What Link Gets Wrong About Blog

AV Club deep screen capture to reveal how well constructed shots in Divergent dont make for a good film
BuzzFeed great essay on the current relevancy of Before Sunrise (1995) and instant nostalgia
Heat Vision Tyrese Gibson obsessed with playing Green Lantern in a film that's at least 5 years away based on a character already ruined by the movies 
Decider 10 essential movies about nuns from our beloved Black Narcissus to less impressive but famous offerings like Doubt


HuffPo Adam Scott and Jason Schwarzmann discuss their prosthetic penises in The Overnight. (Takeaway: no actor will ever truly be naked again onscreen. That's only for actresses) 
THR talks to the director of Book of Life - though disappointed by the lack of an Oscar nomination, he cherishes stories from fans about how it effected their families
Towleroad arts teacher in Texas does "Uptown Funk" with students. Cute. But I only share it because I love Uptown Funk because you know why (first verse)

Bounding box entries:
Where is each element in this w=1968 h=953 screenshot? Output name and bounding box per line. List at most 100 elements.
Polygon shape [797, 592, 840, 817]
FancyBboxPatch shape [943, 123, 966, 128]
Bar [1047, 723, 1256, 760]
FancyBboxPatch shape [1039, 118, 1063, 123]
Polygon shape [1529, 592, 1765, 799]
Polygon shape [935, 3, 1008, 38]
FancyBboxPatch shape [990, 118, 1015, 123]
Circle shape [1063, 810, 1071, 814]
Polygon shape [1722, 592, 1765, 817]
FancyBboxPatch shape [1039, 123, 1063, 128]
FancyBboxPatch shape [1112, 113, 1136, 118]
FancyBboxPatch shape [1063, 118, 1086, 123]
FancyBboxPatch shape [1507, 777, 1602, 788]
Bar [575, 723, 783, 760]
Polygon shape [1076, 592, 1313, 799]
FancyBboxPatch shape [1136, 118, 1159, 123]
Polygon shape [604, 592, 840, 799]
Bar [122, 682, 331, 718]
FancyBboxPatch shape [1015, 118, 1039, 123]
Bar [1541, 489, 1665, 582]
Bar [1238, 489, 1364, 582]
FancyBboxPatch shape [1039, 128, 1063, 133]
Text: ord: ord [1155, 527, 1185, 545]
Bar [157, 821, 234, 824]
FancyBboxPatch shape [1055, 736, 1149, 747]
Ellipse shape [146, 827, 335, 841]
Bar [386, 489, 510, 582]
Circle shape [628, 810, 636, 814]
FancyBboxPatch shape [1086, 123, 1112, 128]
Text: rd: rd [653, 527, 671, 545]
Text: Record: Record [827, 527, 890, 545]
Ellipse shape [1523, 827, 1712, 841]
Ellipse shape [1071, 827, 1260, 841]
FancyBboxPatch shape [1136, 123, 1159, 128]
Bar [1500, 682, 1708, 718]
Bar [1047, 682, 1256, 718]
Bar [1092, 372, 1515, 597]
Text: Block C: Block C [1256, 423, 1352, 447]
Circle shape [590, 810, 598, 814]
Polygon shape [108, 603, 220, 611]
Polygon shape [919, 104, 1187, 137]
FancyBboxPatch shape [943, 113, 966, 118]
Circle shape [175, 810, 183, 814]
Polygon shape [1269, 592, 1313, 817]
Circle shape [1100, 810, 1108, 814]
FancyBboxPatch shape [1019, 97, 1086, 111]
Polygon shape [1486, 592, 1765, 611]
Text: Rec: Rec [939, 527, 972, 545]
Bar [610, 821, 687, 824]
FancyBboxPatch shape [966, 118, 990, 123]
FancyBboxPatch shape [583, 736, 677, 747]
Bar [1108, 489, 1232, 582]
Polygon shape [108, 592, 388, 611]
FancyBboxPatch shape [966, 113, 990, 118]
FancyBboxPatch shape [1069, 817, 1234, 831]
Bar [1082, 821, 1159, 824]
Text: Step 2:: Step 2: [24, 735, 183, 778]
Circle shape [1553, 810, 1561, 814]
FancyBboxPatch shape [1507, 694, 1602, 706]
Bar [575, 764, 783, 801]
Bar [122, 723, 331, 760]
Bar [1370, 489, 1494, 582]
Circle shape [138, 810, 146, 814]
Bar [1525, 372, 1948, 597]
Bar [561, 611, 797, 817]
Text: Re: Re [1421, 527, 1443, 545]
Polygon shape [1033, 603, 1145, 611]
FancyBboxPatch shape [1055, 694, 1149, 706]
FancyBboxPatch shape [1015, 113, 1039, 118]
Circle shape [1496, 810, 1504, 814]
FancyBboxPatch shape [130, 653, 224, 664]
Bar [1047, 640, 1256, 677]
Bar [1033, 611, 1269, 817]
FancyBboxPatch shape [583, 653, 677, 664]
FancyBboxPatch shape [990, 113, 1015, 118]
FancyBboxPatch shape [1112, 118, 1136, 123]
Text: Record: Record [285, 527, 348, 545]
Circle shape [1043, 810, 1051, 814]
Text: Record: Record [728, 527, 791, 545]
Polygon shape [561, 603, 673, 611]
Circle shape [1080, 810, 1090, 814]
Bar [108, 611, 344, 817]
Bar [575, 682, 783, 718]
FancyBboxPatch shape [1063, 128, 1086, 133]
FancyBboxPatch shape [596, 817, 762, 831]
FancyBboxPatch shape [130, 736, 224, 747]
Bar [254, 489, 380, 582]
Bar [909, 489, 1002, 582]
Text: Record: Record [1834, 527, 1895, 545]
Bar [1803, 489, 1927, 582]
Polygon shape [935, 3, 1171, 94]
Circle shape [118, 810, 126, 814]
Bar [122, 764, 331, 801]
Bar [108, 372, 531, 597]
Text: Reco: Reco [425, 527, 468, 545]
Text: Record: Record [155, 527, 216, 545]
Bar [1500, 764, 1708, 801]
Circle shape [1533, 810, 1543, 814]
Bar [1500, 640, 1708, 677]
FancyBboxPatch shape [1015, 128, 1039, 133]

▶ [Stated goal 1]: In the link roundup, which character is Tyrese Gibson said to be obsessed with playing?
▶ [Stated goal 2]: Transcribe the link roundup starting with "THR talks to" and going on through "why (first verse)".
The material is not needed here.

▶ [Written answer 1]: Green Lantern

▶ [Written answer 2]:
THR talks to the director of Book of Life - though disappointed by the lack of an Oscar nomination, he cherishes stories from fans about how it effected their families
Towleroad arts teacher in Texas does "Uptown Funk" with students. Cute. But I only share it because I love Uptown Funk because you know why (first verse)